== Provided data

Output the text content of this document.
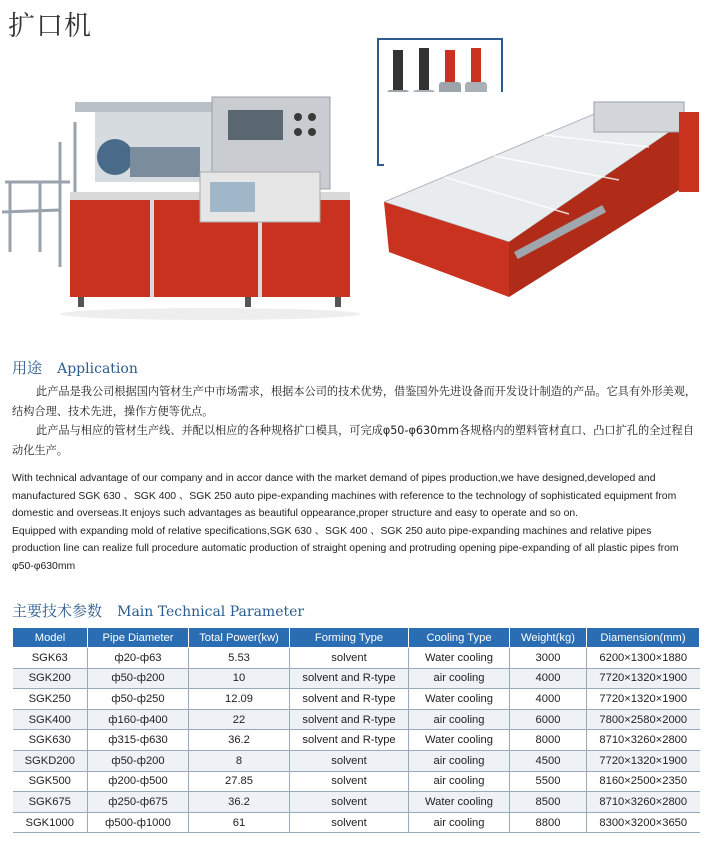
扩口机
用途 Application
此产品是我公司根据国内管材生产中市场需求，根据本公司的技术优势，借鉴国外先进设备而开发设计制造的产品。它具有外形美观，结构合理、技术先进，操作方便等优点。
此产品与相应的管材生产线、并配以相应的各种规格扩口模具，可完成φ50-φ630mm各规格内的塑料管材直口、凸口扩孔的全过程自动化生产。
With technical advantage of our company and in accor dance with the market demand of pipes production,we have designed,developed and manufactured SGK 630 、SGK 400 、SGK 250 auto pipe-expanding machines with reference to the technology of sophisticated equipment from domestic and overseas.It enjoys such advantages as beautiful oppearance,proper structure and easy to operate and so on.
Equipped with expanding mold of relative specifications,SGK 630 、SGK 400 、SGK 250 auto pipe-expanding machines and relative pipes production line can realize full procedure automatic production of straight opening and protruding opening pipe-expanding of all plastic pipes from φ50-φ630mm
主要技术参数 Main Technical Parameter
Model	Pipe Diameter	Total Power(kw)	Forming Type	Cooling Type	Weight(kg)	Diamension(mm)
SGK63	ф20-ф63	5.53	solvent	Water cooling	3000	6200×1300×1880
SGK200	ф50-ф200	10	solvent and R-type	air cooling	4000	7720×1320×1900
SGK250	ф50-ф250	12.09	solvent and R-type	Water cooling	4000	7720×1320×1900
SGK400	ф160-ф400	22	solvent and R-type	air cooling	6000	7800×2580×2000
SGK630	ф315-ф630	36.2	solvent and R-type	Water cooling	8000	8710×3260×2800
SGKD200	ф50-ф200	8	solvent	air cooling	4500	7720×1320×1900
SGK500	ф200-ф500	27.85	solvent	air cooling	5500	8160×2500×2350
SGK675	ф250-ф675	36.2	solvent	Water cooling	8500	8710×3260×2800
SGK1000	ф500-ф1000	61	solvent	air cooling	8800	8300×3200×3650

====

Transcribe each entry above exactly, apart from the pictures.

Output the text content of this document.
扩口机
用途 Application
此产品是我公司根据国内管材生产中市场需求，根据本公司的技术优势，借鉴国外先进设备而开发设计制造的产品。它具有外形美观，结构合理、技术先进，操作方便等优点。
此产品与相应的管材生产线、并配以相应的各种规格扩口模具，可完成φ50-φ630mm各规格内的塑料管材直口、凸口扩孔的全过程自动化生产。
With technical advantage of our company and in accor dance with the market demand of pipes production,we have designed,developed and manufactured SGK 630 、SGK 400 、SGK 250 auto pipe-expanding machines with reference to the technology of sophisticated equipment from domestic and overseas.It enjoys such advantages as beautiful oppearance,proper structure and easy to operate and so on.
Equipped with expanding mold of relative specifications,SGK 630 、SGK 400 、SGK 250 auto pipe-expanding machines and relative pipes production line can realize full procedure automatic production of straight opening and protruding opening pipe-expanding of all plastic pipes from φ50-φ630mm
主要技术参数 Main Technical Parameter
Model	Pipe Diameter	Total Power(kw)	Forming Type	Cooling Type	Weight(kg)	Diamension(mm)
SGK63	ф20-ф63	5.53	solvent	Water cooling	3000	6200×1300×1880
SGK200	ф50-ф200	10	solvent and R-type	air cooling	4000	7720×1320×1900
SGK250	ф50-ф250	12.09	solvent and R-type	Water cooling	4000	7720×1320×1900
SGK400	ф160-ф400	22	solvent and R-type	air cooling	6000	7800×2580×2000
SGK630	ф315-ф630	36.2	solvent and R-type	Water cooling	8000	8710×3260×2800
SGKD200	ф50-ф200	8	solvent	air cooling	4500	7720×1320×1900
SGK500	ф200-ф500	27.85	solvent	air cooling	5500	8160×2500×2350
SGK675	ф250-ф675	36.2	solvent	Water cooling	8500	8710×3260×2800
SGK1000	ф500-ф1000	61	solvent	air cooling	8800	8300×3200×3650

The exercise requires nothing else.